#### Items

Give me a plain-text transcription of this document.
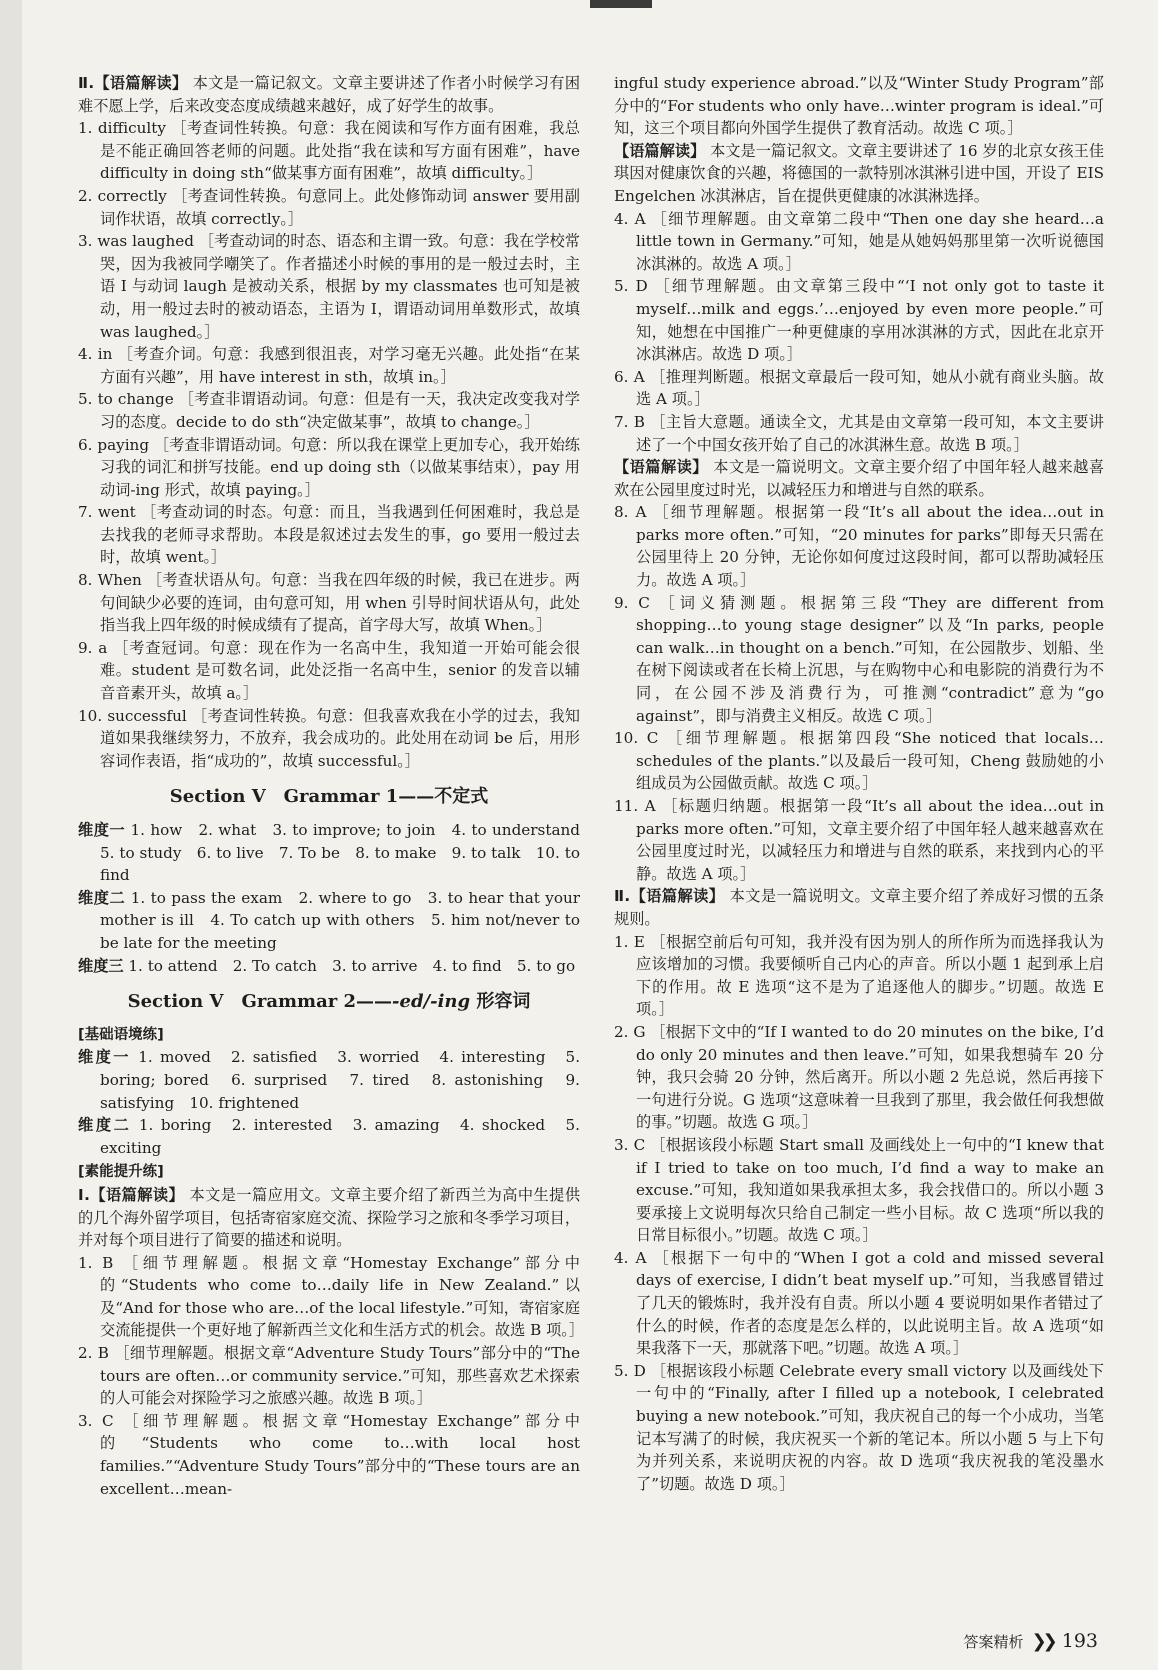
Ⅱ.【语篇解读】 本文是一篇记叙文。文章主要讲述了作者小时候学习有困难不愿上学，后来改变态度成绩越来越好，成了好学生的故事。

1. difficulty ［考查词性转换。句意：我在阅读和写作方面有困难，我总是不能正确回答老师的问题。此处指“我在读和写方面有困难”，have difficulty in doing sth“做某事方面有困难”，故填 difficulty。］

2. correctly ［考查词性转换。句意同上。此处修饰动词 answer 要用副词作状语，故填 correctly。］

3. was laughed ［考查动词的时态、语态和主谓一致。句意：我在学校常哭，因为我被同学嘲笑了。作者描述小时候的事用的是一般过去时，主语 I 与动词 laugh 是被动关系，根据 by my classmates 也可知是被动，用一般过去时的被动语态，主语为 I，谓语动词用单数形式，故填 was laughed。］

4. in ［考查介词。句意：我感到很沮丧，对学习毫无兴趣。此处指“在某方面有兴趣”，用 have interest in sth，故填 in。］

5. to change ［考查非谓语动词。句意：但是有一天，我决定改变我对学习的态度。decide to do sth“决定做某事”，故填 to change。］

6. paying ［考查非谓语动词。句意：所以我在课堂上更加专心，我开始练习我的词汇和拼写技能。end up doing sth（以做某事结束），pay 用动词-ing 形式，故填 paying。］

7. went ［考查动词的时态。句意：而且，当我遇到任何困难时，我总是去找我的老师寻求帮助。本段是叙述过去发生的事，go 要用一般过去时，故填 went。］

8. When ［考查状语从句。句意：当我在四年级的时候，我已在进步。两句间缺少必要的连词，由句意可知，用 when 引导时间状语从句，此处指当我上四年级的时候成绩有了提高，首字母大写，故填 When。］

9. a ［考查冠词。句意：现在作为一名高中生，我知道一开始可能会很难。student 是可数名词，此处泛指一名高中生，senior 的发音以辅音音素开头，故填 a。］

10. successful ［考查词性转换。句意：但我喜欢我在小学的过去，我知道如果我继续努力，不放弃，我会成功的。此处用在动词 be 后，用形容词作表语，指“成功的”，故填 successful。］

Section Ⅴ　Grammar 1——不定式

维度一 1. how　2. what　3. to improve; to join　4. to understand　5. to study　6. to live　7. To be　8. to make　9. to talk　10. to find

维度二 1. to pass the exam　2. where to go　3. to hear that your mother is ill　4. To catch up with others　5. him not/never to be late for the meeting

维度三 1. to attend　2. To catch　3. to arrive　4. to find　5. to go

Section Ⅴ　Grammar 2——-ed/-ing 形容词
[基础语境练]

维度一 1. moved　2. satisfied　3. worried　4. interesting　5. boring; bored　6. surprised　7. tired　8. astonishing　9. satisfying　10. frightened

维度二 1. boring　2. interested　3. amazing　4. shocked　5. exciting

[素能提升练]

Ⅰ.【语篇解读】 本文是一篇应用文。文章主要介绍了新西兰为高中生提供的几个海外留学项目，包括寄宿家庭交流、探险学习之旅和冬季学习项目，并对每个项目进行了简要的描述和说明。

1. B ［细节理解题。根据文章“Homestay Exchange”部分中的“Students who come to…daily life in New Zealand.”以及“And for those who are…of the local lifestyle.”可知，寄宿家庭交流能提供一个更好地了解新西兰文化和生活方式的机会。故选 B 项。］

2. B ［细节理解题。根据文章“Adventure Study Tours”部分中的“The tours are often…or community service.”可知，那些喜欢艺术探索的人可能会对探险学习之旅感兴趣。故选 B 项。］

3. C ［细节理解题。根据文章“Homestay Exchange”部分中的“Students who come to…with local host families.”“Adventure Study Tours”部分中的“These tours are an excellent…mean-

ingful study experience abroad.”以及“Winter Study Program”部分中的“For students who only have…winter program is ideal.”可知，这三个项目都向外国学生提供了教育活动。故选 C 项。］

【语篇解读】 本文是一篇记叙文。文章主要讲述了 16 岁的北京女孩王佳琪因对健康饮食的兴趣，将德国的一款特别冰淇淋引进中国，开设了 EIS Engelchen 冰淇淋店，旨在提供更健康的冰淇淋选择。

4. A ［细节理解题。由文章第二段中“Then one day she heard…a little town in Germany.”可知，她是从她妈妈那里第一次听说德国冰淇淋的。故选 A 项。］

5. D ［细节理解题。由文章第三段中“‘I not only got to taste it myself…milk and eggs.’…enjoyed by even more people.”可知，她想在中国推广一种更健康的享用冰淇淋的方式，因此在北京开冰淇淋店。故选 D 项。］

6. A ［推理判断题。根据文章最后一段可知，她从小就有商业头脑。故选 A 项。］

7. B ［主旨大意题。通读全文，尤其是由文章第一段可知，本文主要讲述了一个中国女孩开始了自己的冰淇淋生意。故选 B 项。］

【语篇解读】 本文是一篇说明文。文章主要介绍了中国年轻人越来越喜欢在公园里度过时光，以减轻压力和增进与自然的联系。

8. A ［细节理解题。根据第一段“It’s all about the idea…out in parks more often.”可知，“20 minutes for parks”即每天只需在公园里待上 20 分钟，无论你如何度过这段时间，都可以帮助减轻压力。故选 A 项。］

9. C ［词义猜测题。根据第三段“They are different from shopping…to young stage designer”以及“In parks, people can walk…in thought on a bench.”可知，在公园散步、划船、坐在树下阅读或者在长椅上沉思，与在购物中心和电影院的消费行为不同，在公园不涉及消费行为，可推测“contradict”意为“go against”，即与消费主义相反。故选 C 项。］

10. C ［细节理解题。根据第四段“She noticed that locals…schedules of the plants.”以及最后一段可知，Cheng 鼓励她的小组成员为公园做贡献。故选 C 项。］

11. A ［标题归纳题。根据第一段“It’s all about the idea…out in parks more often.”可知，文章主要介绍了中国年轻人越来越喜欢在公园里度过时光，以减轻压力和增进与自然的联系，来找到内心的平静。故选 A 项。］

Ⅱ.【语篇解读】 本文是一篇说明文。文章主要介绍了养成好习惯的五条规则。

1. E ［根据空前后句可知，我并没有因为别人的所作所为而选择我认为应该增加的习惯。我要倾听自己内心的声音。所以小题 1 起到承上启下的作用。故 E 选项“这不是为了追逐他人的脚步。”切题。故选 E 项。］

2. G ［根据下文中的“If I wanted to do 20 minutes on the bike, I’d do only 20 minutes and then leave.”可知，如果我想骑车 20 分钟，我只会骑 20 分钟，然后离开。所以小题 2 先总说，然后再接下一句进行分说。G 选项“这意味着一旦我到了那里，我会做任何我想做的事。”切题。故选 G 项。］

3. C ［根据该段小标题 Start small 及画线处上一句中的“I knew that if I tried to take on too much, I’d find a way to make an excuse.”可知，我知道如果我承担太多，我会找借口的。所以小题 3 要承接上文说明每次只给自己制定一些小目标。故 C 选项“所以我的日常目标很小。”切题。故选 C 项。］

4. A ［根据下一句中的“When I got a cold and missed several days of exercise, I didn’t beat myself up.”可知，当我感冒错过了几天的锻炼时，我并没有自责。所以小题 4 要说明如果作者错过了什么的时候，作者的态度是怎么样的，以此说明主旨。故 A 选项“如果我落下一天，那就落下吧。”切题。故选 A 项。］

5. D ［根据该段小标题 Celebrate every small victory 以及画线处下一句中的“Finally, after I filled up a notebook, I celebrated buying a new notebook.”可知，我庆祝自己的每一个小成功，当笔记本写满了的时候，我庆祝买一个新的笔记本。所以小题 5 与上下句为并列关系，来说明庆祝的内容。故 D 选项“我庆祝我的笔没墨水了”切题。故选 D 项。］

答案精析 ❯❯ 193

########

_Stated goal_:
Gather each line in the entries above where the string "often" is found.

_Exercise output_:
2. B ［细节理解题。根据文章“Adventure Study Tours”部分中的“The tours are often…or community service.”可知，那些喜欢艺术探索的人可能会对探险学习之旅感兴趣。故选 B 项。］
8. A ［细节理解题。根据第一段“It’s all about the idea…out in parks more often.”可知，“20 minutes for parks”即每天只需在公园里待上 20 分钟，无论你如何度过这段时间，都可以帮助减轻压力。故选 A 项。］
11. A ［标题归纳题。根据第一段“It’s all about the idea…out in parks more often.”可知，文章主要介绍了中国年轻人越来越喜欢在公园里度过时光，以减轻压力和增进与自然的联系，来找到内心的平静。故选 A 项。］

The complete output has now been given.